What you will do. Find how many lines contain the word "Temperature" and state that number alone.

Input for this task.
▼
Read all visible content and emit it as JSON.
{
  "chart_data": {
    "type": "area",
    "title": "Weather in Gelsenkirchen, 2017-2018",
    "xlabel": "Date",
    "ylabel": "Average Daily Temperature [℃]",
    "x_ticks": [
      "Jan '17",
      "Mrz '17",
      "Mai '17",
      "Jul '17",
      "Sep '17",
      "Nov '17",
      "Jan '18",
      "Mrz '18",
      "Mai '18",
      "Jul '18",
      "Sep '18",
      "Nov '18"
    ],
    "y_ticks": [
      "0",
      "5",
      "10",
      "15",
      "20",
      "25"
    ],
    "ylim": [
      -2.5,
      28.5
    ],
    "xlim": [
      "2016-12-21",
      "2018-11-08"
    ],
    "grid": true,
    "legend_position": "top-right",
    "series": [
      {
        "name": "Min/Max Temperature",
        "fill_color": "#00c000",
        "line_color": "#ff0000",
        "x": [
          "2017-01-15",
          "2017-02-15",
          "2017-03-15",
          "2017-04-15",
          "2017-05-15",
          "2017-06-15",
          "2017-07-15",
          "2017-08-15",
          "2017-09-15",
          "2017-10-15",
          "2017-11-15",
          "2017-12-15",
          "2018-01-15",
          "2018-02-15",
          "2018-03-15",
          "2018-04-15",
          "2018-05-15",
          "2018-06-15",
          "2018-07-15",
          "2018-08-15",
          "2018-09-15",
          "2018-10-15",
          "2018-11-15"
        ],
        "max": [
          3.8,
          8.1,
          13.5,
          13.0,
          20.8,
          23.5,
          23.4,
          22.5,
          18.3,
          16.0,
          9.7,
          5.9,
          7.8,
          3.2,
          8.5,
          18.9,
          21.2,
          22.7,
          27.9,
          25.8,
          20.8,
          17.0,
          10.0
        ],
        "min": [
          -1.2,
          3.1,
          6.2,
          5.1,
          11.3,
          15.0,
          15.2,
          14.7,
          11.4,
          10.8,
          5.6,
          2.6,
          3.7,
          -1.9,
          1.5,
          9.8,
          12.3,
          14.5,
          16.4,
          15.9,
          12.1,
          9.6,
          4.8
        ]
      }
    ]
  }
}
▲
Complete response. 2